*The exercise:*
Your task is to locate every line holding the string "Susan" and to copy each of them.

(Data entries)
....................

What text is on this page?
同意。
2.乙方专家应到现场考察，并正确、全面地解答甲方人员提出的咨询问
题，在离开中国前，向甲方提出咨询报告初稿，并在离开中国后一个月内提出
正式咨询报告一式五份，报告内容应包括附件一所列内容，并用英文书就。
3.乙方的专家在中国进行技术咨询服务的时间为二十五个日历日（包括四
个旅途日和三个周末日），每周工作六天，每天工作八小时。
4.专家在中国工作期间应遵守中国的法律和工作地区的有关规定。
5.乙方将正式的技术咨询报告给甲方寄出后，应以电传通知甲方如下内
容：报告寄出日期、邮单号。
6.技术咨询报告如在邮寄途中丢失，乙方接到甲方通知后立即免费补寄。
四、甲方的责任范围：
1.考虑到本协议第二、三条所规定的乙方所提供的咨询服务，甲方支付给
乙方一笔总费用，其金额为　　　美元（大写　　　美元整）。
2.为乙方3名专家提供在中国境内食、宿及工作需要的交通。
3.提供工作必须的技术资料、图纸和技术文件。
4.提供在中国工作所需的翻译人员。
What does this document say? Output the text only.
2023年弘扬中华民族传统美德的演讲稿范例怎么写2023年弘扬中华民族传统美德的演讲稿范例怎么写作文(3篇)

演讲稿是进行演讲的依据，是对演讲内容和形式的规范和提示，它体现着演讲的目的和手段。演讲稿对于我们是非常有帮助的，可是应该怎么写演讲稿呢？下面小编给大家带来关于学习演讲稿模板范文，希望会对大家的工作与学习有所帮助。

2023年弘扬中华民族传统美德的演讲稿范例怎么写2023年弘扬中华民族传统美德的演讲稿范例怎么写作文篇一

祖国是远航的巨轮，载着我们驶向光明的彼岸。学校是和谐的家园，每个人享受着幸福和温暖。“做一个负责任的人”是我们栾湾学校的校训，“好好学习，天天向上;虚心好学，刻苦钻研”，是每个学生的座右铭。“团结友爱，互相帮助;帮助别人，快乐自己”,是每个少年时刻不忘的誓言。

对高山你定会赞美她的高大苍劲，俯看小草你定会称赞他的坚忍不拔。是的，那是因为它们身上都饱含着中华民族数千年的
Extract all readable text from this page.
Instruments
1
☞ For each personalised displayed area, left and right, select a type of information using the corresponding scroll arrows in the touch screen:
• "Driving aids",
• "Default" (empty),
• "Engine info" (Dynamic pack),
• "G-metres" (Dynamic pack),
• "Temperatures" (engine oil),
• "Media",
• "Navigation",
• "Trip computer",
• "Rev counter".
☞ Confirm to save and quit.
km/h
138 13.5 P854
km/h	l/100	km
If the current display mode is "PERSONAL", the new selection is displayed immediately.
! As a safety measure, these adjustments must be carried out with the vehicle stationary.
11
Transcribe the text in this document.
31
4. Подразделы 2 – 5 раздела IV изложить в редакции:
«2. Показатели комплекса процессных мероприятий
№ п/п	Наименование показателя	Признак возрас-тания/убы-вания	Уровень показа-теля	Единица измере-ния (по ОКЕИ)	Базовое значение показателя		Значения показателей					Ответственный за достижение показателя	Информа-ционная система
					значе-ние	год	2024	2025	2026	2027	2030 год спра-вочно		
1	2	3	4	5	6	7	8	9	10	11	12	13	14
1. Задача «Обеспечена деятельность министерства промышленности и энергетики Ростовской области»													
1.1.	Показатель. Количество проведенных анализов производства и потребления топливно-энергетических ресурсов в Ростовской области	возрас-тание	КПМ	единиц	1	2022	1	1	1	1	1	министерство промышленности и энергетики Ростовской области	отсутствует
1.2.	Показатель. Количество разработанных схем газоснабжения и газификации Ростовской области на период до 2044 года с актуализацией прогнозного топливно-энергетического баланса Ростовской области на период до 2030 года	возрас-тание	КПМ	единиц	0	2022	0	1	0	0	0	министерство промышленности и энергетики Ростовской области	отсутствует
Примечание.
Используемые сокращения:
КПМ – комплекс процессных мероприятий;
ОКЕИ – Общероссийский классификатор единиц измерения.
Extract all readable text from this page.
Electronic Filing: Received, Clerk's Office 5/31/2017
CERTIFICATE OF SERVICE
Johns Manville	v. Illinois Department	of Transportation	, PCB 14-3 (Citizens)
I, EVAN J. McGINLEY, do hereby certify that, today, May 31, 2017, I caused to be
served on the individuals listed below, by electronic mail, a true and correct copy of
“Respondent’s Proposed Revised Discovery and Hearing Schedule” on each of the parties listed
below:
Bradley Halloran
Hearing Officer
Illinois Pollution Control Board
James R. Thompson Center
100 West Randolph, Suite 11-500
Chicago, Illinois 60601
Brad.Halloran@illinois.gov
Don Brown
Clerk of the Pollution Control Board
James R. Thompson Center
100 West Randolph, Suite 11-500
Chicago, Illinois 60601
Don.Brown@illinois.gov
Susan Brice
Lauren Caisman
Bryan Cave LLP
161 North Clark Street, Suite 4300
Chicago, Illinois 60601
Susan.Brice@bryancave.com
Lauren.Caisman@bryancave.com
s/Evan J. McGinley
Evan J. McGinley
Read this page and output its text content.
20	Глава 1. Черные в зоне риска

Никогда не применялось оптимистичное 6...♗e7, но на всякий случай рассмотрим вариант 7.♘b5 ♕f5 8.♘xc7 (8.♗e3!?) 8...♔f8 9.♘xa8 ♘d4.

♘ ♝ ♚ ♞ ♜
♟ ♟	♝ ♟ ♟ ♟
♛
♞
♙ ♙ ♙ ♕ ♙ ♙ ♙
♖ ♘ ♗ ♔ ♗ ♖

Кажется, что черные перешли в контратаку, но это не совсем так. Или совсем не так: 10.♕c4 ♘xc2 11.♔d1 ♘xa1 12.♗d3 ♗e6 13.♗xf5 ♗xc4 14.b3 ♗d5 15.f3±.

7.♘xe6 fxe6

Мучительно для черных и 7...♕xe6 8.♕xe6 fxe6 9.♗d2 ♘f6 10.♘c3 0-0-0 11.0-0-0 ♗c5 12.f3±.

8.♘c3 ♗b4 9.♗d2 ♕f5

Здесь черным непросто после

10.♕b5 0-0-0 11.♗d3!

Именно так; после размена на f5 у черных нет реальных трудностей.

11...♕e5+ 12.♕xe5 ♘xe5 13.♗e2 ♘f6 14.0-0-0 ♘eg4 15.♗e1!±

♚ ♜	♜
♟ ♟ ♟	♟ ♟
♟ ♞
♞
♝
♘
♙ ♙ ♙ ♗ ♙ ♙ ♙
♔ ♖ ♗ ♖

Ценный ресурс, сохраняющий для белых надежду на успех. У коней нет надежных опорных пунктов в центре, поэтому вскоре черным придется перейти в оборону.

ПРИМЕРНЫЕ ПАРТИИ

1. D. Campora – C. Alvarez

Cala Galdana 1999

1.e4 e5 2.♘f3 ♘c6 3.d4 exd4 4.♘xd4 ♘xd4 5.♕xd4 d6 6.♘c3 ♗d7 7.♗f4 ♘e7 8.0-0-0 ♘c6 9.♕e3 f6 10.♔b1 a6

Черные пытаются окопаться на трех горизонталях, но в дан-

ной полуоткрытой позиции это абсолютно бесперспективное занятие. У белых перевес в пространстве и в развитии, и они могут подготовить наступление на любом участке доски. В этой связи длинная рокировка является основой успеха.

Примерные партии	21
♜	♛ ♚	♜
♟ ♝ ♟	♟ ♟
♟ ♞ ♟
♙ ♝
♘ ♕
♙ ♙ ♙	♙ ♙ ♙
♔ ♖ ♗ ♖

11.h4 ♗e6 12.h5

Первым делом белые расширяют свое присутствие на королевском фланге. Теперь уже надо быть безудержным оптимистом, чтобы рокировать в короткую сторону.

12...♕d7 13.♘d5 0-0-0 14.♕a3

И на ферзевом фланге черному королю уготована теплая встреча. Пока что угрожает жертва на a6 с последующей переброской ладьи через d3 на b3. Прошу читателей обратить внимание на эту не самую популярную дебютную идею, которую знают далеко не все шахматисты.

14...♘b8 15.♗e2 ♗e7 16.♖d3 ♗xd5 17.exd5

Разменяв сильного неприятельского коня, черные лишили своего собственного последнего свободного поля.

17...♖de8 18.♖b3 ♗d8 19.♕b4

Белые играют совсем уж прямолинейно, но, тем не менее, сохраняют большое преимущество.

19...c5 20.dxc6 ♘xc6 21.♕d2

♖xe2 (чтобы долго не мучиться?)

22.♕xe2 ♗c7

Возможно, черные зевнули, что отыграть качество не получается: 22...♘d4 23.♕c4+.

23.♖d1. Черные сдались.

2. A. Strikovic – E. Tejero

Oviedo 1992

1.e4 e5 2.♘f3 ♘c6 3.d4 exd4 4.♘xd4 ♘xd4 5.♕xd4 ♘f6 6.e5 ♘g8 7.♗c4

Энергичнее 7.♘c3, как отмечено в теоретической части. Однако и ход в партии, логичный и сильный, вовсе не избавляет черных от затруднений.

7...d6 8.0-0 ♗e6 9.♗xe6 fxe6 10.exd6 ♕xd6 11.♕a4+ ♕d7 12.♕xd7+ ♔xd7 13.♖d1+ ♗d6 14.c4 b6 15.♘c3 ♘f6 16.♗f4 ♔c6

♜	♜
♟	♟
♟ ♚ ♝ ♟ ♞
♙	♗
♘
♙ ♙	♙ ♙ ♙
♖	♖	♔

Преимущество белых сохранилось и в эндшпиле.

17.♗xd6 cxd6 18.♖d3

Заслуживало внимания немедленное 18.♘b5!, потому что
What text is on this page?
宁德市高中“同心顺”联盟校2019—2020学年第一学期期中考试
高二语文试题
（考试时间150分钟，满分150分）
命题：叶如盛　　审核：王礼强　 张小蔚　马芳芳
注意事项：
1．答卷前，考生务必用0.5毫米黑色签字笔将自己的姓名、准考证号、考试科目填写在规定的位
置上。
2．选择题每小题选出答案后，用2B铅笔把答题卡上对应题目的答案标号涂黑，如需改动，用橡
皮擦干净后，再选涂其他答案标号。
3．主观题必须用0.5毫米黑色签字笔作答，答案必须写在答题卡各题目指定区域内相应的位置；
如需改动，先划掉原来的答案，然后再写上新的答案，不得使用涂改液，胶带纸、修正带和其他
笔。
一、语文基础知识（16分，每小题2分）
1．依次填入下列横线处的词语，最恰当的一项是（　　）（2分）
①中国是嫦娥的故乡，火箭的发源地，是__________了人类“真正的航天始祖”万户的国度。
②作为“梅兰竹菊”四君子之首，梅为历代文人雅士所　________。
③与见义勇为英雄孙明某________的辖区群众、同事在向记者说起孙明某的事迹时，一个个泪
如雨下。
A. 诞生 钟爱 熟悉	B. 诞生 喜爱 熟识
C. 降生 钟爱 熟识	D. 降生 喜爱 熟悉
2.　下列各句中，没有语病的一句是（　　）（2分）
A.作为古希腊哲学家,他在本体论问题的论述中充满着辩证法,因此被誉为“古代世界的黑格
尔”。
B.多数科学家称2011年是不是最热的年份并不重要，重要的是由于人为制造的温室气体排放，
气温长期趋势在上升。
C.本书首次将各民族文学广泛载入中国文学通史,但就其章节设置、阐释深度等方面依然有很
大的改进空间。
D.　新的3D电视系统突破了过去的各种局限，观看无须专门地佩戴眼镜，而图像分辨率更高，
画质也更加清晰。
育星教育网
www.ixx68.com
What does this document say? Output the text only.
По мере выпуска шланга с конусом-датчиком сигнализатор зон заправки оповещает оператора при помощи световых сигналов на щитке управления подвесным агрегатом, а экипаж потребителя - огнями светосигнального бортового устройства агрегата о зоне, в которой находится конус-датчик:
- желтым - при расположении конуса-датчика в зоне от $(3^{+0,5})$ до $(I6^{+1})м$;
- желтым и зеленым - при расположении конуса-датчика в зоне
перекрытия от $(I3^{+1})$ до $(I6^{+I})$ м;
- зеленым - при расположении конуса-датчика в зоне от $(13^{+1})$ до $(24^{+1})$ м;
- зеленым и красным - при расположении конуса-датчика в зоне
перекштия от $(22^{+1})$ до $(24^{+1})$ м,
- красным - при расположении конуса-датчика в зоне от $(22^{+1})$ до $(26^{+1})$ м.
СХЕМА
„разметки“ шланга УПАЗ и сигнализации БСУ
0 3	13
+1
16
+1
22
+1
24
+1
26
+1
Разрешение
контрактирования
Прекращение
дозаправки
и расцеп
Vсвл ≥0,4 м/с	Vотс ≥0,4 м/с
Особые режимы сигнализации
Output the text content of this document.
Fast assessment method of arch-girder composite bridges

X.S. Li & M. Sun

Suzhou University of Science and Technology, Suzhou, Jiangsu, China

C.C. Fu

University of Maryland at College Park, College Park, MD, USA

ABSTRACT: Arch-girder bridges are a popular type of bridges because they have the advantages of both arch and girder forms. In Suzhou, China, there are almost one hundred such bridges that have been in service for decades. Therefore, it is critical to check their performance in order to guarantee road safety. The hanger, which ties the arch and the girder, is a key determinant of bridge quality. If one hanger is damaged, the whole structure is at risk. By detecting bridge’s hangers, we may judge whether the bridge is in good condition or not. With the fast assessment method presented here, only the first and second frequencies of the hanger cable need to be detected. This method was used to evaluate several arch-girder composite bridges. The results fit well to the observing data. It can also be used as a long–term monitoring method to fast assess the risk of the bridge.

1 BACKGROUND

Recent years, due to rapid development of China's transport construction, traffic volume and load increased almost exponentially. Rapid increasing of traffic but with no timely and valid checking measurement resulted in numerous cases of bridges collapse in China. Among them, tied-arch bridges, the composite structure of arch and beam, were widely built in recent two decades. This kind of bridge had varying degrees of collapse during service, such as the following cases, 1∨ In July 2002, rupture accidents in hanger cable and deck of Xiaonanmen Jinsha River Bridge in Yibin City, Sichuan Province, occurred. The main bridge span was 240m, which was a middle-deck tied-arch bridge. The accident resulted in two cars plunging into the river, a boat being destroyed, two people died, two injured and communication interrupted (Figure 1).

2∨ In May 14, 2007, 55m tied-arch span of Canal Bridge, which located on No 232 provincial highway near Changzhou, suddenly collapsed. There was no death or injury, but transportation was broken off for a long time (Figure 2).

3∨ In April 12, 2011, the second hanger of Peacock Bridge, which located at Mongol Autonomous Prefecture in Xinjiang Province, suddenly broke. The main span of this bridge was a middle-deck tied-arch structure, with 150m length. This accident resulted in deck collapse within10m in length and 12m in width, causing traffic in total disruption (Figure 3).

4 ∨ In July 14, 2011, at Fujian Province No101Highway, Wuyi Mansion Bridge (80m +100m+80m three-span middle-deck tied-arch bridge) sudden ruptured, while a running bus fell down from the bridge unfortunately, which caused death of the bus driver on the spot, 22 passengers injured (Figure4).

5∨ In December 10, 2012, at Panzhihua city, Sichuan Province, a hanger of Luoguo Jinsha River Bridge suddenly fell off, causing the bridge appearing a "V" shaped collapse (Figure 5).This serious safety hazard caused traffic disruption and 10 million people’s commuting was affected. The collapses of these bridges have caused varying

....................

*Task solution:*
Susan Brice
Susan.Brice@bryancave.com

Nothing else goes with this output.